*Records shown*:
================================

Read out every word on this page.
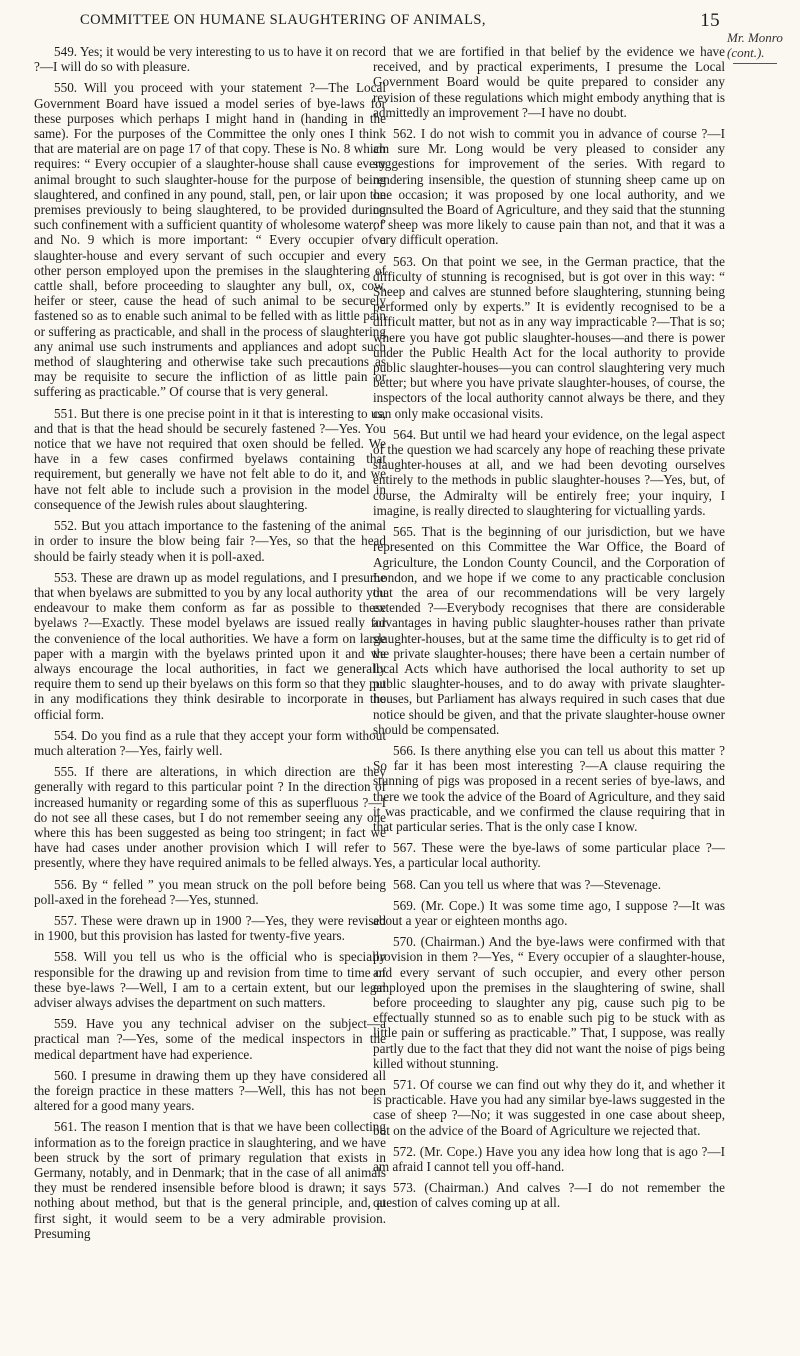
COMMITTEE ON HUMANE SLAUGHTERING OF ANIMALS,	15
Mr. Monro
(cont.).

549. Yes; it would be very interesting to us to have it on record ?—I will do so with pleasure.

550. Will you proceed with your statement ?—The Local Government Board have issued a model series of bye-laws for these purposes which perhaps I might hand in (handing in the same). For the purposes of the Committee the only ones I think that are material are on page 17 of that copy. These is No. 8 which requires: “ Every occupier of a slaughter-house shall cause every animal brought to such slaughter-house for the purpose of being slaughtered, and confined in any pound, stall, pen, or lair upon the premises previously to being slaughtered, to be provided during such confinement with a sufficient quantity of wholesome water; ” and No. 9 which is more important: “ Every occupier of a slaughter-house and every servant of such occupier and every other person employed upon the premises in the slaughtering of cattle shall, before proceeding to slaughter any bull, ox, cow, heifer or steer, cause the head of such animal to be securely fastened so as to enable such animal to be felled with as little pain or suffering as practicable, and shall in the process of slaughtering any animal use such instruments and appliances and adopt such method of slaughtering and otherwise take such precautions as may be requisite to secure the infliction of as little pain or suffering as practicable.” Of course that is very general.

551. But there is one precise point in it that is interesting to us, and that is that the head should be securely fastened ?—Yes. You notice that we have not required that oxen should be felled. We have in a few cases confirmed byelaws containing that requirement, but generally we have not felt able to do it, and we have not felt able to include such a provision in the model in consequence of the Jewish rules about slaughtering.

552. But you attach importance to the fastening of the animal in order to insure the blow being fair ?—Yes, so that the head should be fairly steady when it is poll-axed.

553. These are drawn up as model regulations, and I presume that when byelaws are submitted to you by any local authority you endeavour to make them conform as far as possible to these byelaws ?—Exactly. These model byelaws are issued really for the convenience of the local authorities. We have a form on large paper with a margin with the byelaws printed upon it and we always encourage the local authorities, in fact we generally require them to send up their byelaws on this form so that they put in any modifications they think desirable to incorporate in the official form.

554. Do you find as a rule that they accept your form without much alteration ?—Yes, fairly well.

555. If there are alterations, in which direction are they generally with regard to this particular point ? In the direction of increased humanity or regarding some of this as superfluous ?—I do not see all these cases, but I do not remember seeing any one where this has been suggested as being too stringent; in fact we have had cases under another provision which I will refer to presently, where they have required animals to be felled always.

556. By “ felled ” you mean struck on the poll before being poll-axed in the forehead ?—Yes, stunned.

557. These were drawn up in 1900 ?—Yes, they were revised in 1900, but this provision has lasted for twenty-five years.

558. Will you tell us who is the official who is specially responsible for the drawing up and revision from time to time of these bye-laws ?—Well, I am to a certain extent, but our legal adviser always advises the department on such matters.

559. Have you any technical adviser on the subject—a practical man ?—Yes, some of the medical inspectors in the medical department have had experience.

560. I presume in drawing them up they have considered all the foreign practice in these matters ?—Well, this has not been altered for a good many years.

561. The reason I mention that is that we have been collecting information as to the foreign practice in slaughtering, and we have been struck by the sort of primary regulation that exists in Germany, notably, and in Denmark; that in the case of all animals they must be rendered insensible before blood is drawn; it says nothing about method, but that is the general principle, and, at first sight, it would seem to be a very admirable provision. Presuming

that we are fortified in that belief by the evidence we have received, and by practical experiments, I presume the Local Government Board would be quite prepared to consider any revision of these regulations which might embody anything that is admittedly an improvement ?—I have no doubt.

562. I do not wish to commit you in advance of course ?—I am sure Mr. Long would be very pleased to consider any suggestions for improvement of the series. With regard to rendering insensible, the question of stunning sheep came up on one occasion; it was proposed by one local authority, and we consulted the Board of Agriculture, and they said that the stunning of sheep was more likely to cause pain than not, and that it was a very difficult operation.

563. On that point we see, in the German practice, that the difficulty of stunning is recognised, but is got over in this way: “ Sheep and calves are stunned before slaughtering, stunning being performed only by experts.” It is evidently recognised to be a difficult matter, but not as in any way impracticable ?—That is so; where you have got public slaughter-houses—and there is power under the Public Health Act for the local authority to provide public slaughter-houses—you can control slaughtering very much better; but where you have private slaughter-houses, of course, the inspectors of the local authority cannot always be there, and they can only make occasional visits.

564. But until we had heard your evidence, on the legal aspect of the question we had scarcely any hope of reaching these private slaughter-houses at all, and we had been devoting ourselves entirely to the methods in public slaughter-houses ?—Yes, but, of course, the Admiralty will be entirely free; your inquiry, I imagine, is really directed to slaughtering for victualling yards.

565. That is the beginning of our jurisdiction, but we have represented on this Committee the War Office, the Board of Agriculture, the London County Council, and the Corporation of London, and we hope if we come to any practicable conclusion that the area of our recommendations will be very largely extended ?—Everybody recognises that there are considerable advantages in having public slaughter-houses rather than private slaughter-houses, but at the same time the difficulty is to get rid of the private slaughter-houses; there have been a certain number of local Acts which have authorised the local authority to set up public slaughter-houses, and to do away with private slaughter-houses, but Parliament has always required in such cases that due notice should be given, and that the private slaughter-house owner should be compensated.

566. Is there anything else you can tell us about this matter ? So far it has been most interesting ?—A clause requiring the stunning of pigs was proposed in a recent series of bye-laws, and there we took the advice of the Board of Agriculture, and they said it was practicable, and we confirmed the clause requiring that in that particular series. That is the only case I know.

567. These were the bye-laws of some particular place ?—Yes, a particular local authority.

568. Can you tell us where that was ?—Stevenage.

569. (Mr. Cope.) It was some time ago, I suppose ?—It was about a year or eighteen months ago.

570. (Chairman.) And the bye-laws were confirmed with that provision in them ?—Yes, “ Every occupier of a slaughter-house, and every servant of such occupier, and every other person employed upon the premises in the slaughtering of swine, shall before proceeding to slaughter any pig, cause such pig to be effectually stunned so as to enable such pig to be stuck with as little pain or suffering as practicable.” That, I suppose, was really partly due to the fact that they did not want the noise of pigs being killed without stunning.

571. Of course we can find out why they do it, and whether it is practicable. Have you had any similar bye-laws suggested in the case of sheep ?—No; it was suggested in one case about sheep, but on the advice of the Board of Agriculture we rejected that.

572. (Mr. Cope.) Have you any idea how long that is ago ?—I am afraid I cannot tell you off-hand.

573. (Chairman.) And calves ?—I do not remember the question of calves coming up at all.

================================

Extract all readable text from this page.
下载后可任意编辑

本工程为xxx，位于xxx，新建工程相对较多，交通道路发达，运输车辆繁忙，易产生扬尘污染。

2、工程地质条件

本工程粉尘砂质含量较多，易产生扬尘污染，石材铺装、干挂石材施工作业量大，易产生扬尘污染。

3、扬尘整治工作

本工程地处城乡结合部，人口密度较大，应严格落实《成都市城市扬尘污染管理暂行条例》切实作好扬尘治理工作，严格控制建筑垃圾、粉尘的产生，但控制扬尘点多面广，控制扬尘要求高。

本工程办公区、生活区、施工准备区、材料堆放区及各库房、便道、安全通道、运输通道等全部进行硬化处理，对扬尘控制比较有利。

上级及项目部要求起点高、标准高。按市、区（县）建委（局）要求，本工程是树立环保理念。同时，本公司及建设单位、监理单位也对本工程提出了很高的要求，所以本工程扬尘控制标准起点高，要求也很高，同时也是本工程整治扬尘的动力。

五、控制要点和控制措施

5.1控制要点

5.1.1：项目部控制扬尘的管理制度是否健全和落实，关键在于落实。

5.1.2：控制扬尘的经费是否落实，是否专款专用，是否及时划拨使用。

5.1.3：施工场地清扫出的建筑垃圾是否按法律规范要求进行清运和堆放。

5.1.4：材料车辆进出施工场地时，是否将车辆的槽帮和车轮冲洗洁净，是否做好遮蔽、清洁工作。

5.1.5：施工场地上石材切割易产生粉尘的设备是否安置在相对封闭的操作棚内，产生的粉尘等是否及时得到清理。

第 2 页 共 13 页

================================

*Required work*: Within the material above, find the lines that contain the word "from"; copy them.

*Exercise output*:
558. Will you tell us who is the official who is specially responsible for the drawing up and revision from time to time of these bye-laws ?—Well, I am to a certain extent, but our legal adviser always advises the department on such matters.
Extract all readable text from this page.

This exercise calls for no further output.